[Collected data entries]
** Start **

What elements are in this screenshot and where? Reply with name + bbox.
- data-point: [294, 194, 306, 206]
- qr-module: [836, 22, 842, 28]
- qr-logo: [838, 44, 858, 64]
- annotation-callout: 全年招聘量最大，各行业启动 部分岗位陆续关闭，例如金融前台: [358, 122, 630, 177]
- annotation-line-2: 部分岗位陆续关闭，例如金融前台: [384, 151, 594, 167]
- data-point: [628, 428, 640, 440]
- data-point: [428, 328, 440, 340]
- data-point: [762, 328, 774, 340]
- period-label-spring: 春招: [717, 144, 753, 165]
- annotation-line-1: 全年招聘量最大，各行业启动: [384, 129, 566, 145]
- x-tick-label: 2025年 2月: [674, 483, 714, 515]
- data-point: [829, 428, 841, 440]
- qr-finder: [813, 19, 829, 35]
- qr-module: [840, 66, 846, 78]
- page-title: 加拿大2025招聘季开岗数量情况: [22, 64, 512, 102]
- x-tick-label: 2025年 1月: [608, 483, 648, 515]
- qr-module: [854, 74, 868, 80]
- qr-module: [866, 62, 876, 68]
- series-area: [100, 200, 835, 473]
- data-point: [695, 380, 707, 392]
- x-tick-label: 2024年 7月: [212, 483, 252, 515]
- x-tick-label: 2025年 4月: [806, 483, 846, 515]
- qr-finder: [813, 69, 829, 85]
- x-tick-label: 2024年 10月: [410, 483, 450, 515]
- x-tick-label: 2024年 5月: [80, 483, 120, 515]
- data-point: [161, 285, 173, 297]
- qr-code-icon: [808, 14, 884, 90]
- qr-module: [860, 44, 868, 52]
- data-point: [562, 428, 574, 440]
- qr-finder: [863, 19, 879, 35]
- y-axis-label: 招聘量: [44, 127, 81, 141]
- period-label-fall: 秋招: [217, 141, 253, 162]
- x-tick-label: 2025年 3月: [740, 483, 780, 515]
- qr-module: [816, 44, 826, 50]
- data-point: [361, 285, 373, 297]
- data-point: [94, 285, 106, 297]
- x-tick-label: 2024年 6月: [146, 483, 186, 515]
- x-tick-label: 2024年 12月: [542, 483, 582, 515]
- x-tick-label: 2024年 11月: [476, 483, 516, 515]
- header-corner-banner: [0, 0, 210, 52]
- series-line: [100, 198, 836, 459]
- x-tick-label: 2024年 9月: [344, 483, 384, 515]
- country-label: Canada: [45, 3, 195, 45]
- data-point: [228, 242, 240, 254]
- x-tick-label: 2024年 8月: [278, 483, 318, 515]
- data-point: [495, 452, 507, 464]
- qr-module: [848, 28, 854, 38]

** End **

*Aim of the task:*
Return every line of the entries above word for word, with no changes.

*The output:*
What elements are in this screenshot and where? Reply with name + bbox.
- data-point: [294, 194, 306, 206]
- qr-module: [836, 22, 842, 28]
- qr-logo: [838, 44, 858, 64]
- annotation-callout: 全年招聘量最大，各行业启动 部分岗位陆续关闭，例如金融前台: [358, 122, 630, 177]
- annotation-line-2: 部分岗位陆续关闭，例如金融前台: [384, 151, 594, 167]
- data-point: [628, 428, 640, 440]
- data-point: [428, 328, 440, 340]
- data-point: [762, 328, 774, 340]
- period-label-spring: 春招: [717, 144, 753, 165]
- annotation-line-1: 全年招聘量最大，各行业启动: [384, 129, 566, 145]
- x-tick-label: 2025年 2月: [674, 483, 714, 515]
- data-point: [829, 428, 841, 440]
- qr-finder: [813, 19, 829, 35]
- qr-module: [840, 66, 846, 78]
- page-title: 加拿大2025招聘季开岗数量情况: [22, 64, 512, 102]
- x-tick-label: 2025年 1月: [608, 483, 648, 515]
- qr-module: [854, 74, 868, 80]
- qr-module: [866, 62, 876, 68]
- series-area: [100, 200, 835, 473]
- data-point: [695, 380, 707, 392]
- x-tick-label: 2024年 7月: [212, 483, 252, 515]
- x-tick-label: 2025年 4月: [806, 483, 846, 515]
- qr-finder: [813, 69, 829, 85]
- x-tick-label: 2024年 10月: [410, 483, 450, 515]
- x-tick-label: 2024年 5月: [80, 483, 120, 515]
- data-point: [161, 285, 173, 297]
- qr-code-icon: [808, 14, 884, 90]
- qr-module: [860, 44, 868, 52]
- data-point: [562, 428, 574, 440]
- qr-finder: [863, 19, 879, 35]
- y-axis-label: 招聘量: [44, 127, 81, 141]
- period-label-fall: 秋招: [217, 141, 253, 162]
- x-tick-label: 2025年 3月: [740, 483, 780, 515]
- qr-module: [816, 44, 826, 50]
- data-point: [361, 285, 373, 297]
- data-point: [94, 285, 106, 297]
- x-tick-label: 2024年 6月: [146, 483, 186, 515]
- x-tick-label: 2024年 12月: [542, 483, 582, 515]
- x-tick-label: 2024年 11月: [476, 483, 516, 515]
- header-corner-banner: [0, 0, 210, 52]
- series-line: [100, 198, 836, 459]
- x-tick-label: 2024年 9月: [344, 483, 384, 515]
- country-label: Canada: [45, 3, 195, 45]
- data-point: [228, 242, 240, 254]
- x-tick-label: 2024年 8月: [278, 483, 318, 515]
- data-point: [495, 452, 507, 464]
- qr-module: [848, 28, 854, 38]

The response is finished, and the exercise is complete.